▶ **SOURCE RECORDS**

---+---

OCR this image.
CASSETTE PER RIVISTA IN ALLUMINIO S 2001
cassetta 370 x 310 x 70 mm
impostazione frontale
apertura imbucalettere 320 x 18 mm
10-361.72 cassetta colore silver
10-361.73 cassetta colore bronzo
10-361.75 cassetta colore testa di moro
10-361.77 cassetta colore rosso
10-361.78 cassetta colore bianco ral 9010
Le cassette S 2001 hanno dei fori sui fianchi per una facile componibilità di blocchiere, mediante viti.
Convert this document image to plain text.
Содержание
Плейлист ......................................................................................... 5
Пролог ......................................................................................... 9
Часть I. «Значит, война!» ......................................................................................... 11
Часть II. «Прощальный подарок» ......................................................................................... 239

---+---

▶ **PROBLEM DETAILS**
Search the listing for the word "this" and return each line that holds it.

▶ **REPLY TO THE TASK**
OCR this image.
Convert this document image to plain text.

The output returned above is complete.